*What is asked*. Gather every line that includes the word "向他们问", please.

═════ Records to use ═════

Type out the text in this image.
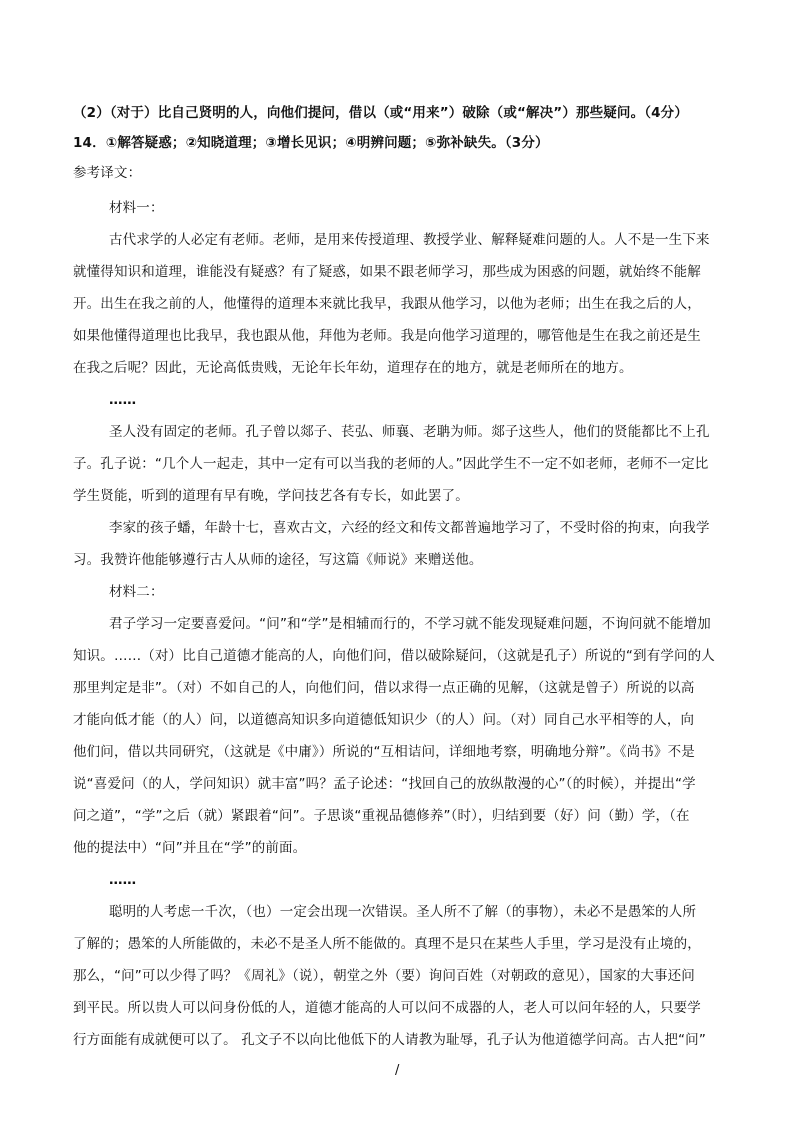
（2）（对于）比自己贤明的人，向他们提问，借以（或“用来”）破除（或“解决”）那些疑问。（4分）
14．①解答疑惑；②知晓道理；③增长见识；④明辨问题；⑤弥补缺失。（3分）
参考译文：
材料一：
古代求学的人必定有老师。老师，是用来传授道理、教授学业、解释疑难问题的人。人不是一生下来
就懂得知识和道理，谁能没有疑惑？有了疑惑，如果不跟老师学习，那些成为困惑的问题，就始终不能解
开。出生在我之前的人，他懂得的道理本来就比我早，我跟从他学习，以他为老师；出生在我之后的人，
如果他懂得道理也比我早，我也跟从他，拜他为老师。我是向他学习道理的，哪管他是生在我之前还是生
在我之后呢？因此，无论高低贵贱，无论年长年幼，道理存在的地方，就是老师所在的地方。
……
圣人没有固定的老师。孔子曾以郯子、苌弘、师襄、老聃为师。郯子这些人，他们的贤能都比不上孔
子。孔子说：“几个人一起走，其中一定有可以当我的老师的人。”因此学生不一定不如老师，老师不一定比
学生贤能，听到的道理有早有晚，学问技艺各有专长，如此罢了。
李家的孩子蟠，年龄十七，喜欢古文，六经的经文和传文都普遍地学习了，不受时俗的拘束，向我学
习。我赞许他能够遵行古人从师的途径，写这篇《师说》来赠送他。
材料二：
君子学习一定要喜爱问。“问”和“学”是相辅而行的，不学习就不能发现疑难问题，不询问就不能增加
知识。……（对）比自己道德才能高的人，向他们问，借以破除疑问，（这就是孔子）所说的“到有学问的人
那里判定是非”。（对）不如自己的人，向他们问，借以求得一点正确的见解，（这就是曾子）所说的以高
才能向低才能（的人）问，以道德高知识多向道德低知识少（的人）问。（对）同自己水平相等的人，向
他们问，借以共同研究，（这就是《中庸》）所说的“互相诘问，详细地考察，明确地分辩”。《尚书》不是
说“喜爱问（的人，学问知识）就丰富”吗？孟子论述：“找回自己的放纵散漫的心”（的时候），并提出“学
问之道”，“学”之后（就）紧跟着“问”。子思谈“重视品德修养”（时），归结到要（好）问（勤）学，（在
他的提法中）“问”并且在“学”的前面。
……
聪明的人考虑一千次，（也）一定会出现一次错误。圣人所不了解（的事物），未必不是愚笨的人所
了解的；愚笨的人所能做的，未必不是圣人所不能做的。真理不是只在某些人手里，学习是没有止境的，
那么，“问”可以少得了吗？《周礼》（说），朝堂之外（要）询问百姓（对朝政的意见），国家的大事还问
到平民。所以贵人可以问身份低的人，道德才能高的人可以问不成器的人，老人可以问年轻的人，只要学
行方面能有成就便可以了。 孔文子不以向比他低下的人请教为耻辱，孔子认为他道德学问高。古人把“问”
/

═════

*Response for this exercise*.
知识。……（对）比自己道德才能高的人，向他们问，借以破除疑问，（这就是孔子）所说的“到有学问的人
那里判定是非”。（对）不如自己的人，向他们问，借以求得一点正确的见解，（这就是曾子）所说的以高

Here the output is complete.